━━━━━ DATA ROWS ━━━━━

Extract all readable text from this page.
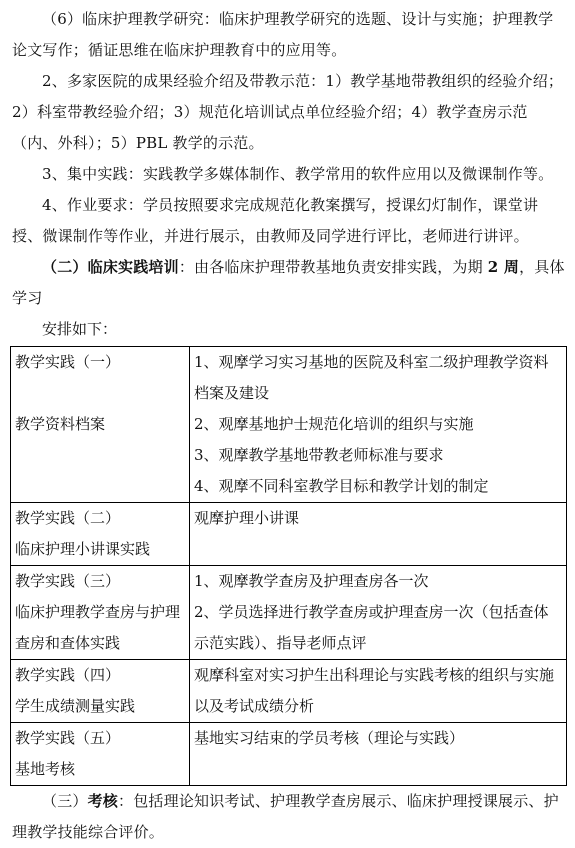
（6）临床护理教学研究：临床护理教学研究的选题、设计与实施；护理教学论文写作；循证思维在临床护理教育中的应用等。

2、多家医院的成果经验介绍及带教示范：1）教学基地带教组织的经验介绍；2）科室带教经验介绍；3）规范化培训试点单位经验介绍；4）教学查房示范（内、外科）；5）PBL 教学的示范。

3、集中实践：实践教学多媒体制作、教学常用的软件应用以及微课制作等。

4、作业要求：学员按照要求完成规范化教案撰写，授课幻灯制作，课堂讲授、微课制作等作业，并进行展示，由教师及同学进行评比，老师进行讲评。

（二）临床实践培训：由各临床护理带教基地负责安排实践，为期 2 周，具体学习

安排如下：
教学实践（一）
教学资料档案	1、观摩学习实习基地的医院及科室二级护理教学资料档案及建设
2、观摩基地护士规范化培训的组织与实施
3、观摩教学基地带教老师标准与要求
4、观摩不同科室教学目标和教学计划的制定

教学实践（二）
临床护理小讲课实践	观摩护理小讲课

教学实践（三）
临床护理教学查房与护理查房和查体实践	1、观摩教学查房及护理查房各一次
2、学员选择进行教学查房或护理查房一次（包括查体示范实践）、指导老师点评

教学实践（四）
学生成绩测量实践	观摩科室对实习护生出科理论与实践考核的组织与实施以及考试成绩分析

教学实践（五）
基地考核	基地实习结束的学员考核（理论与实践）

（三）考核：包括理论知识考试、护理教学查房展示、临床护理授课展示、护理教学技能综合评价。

━━━━━
━━━━━ DATA ROWS ━━━━━

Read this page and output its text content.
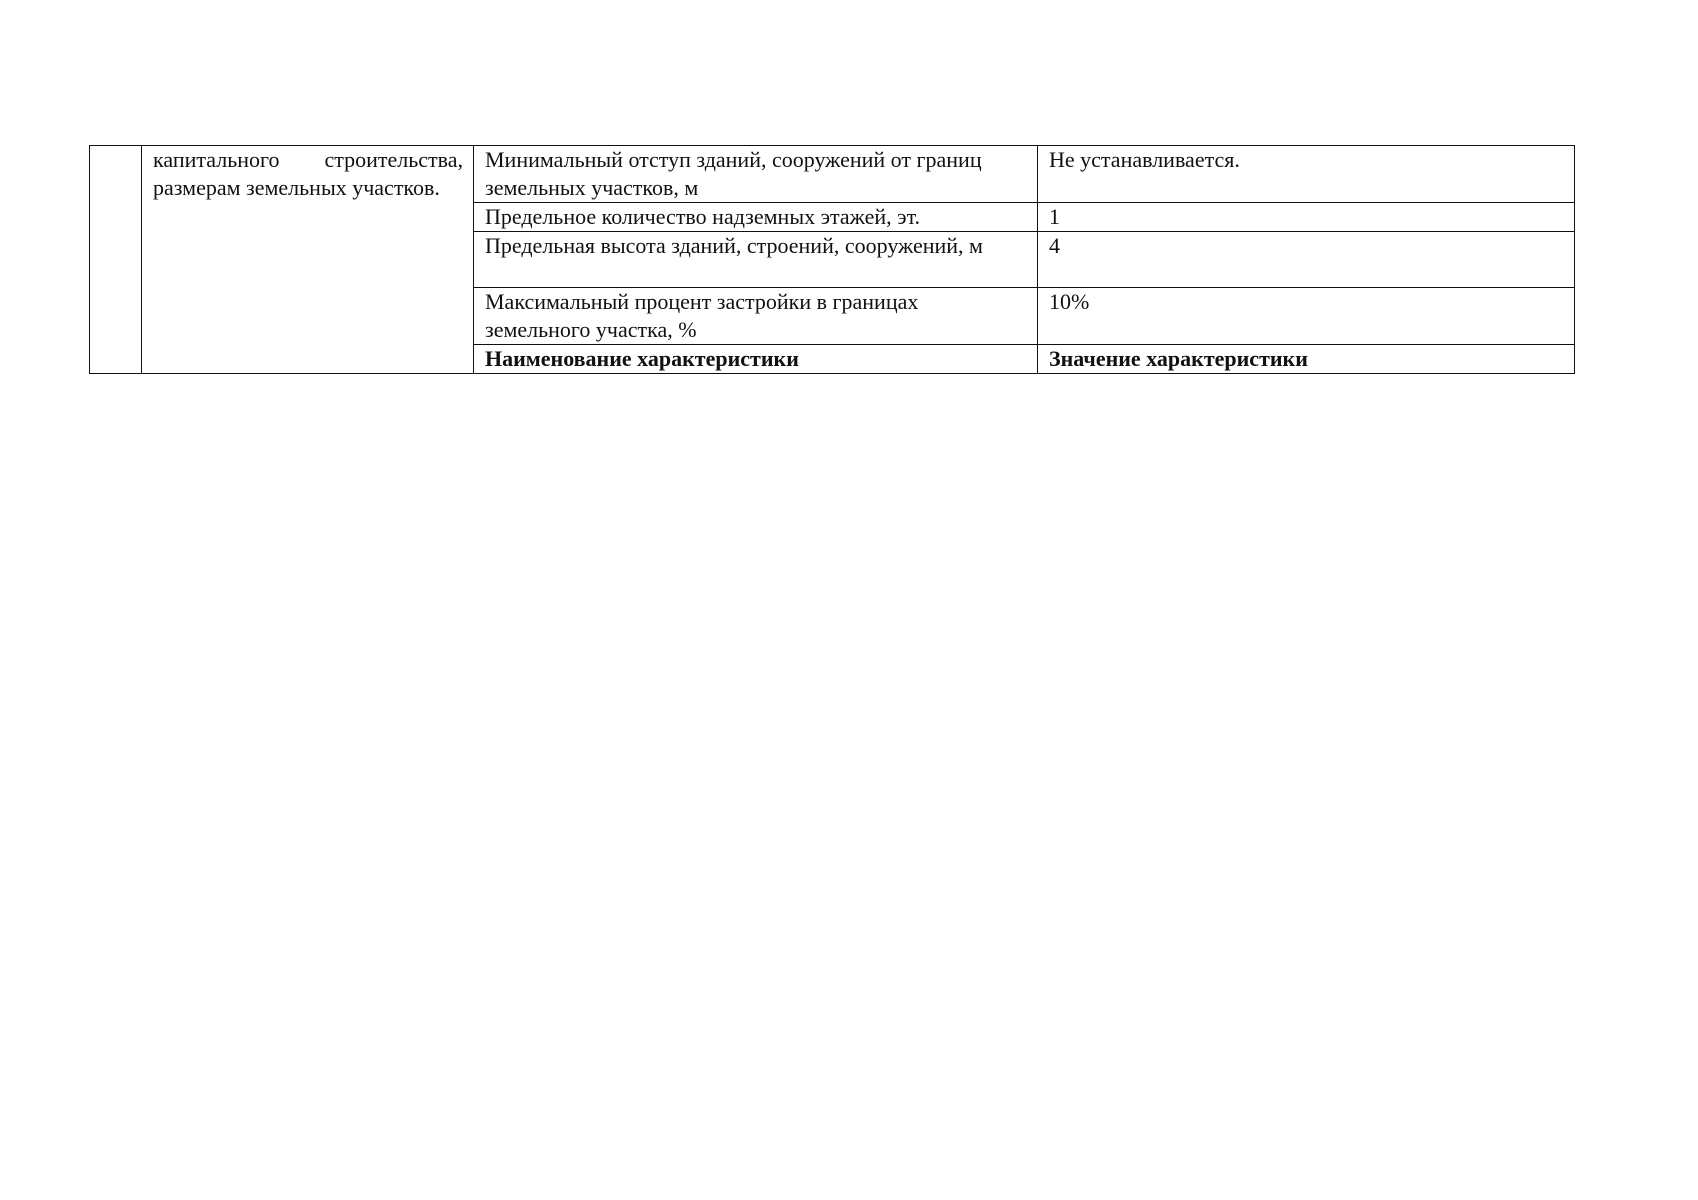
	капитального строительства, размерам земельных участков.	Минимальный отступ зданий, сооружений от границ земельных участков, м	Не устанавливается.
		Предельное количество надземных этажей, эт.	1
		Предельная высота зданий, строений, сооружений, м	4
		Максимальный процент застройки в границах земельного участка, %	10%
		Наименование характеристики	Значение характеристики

━━━━━

> WHAT THE TASK ASKS
Copy each line of the data that contains the word "text".

> RESULT OF THE TASK
Extract all readable text from this page.
Read this page and output its text content.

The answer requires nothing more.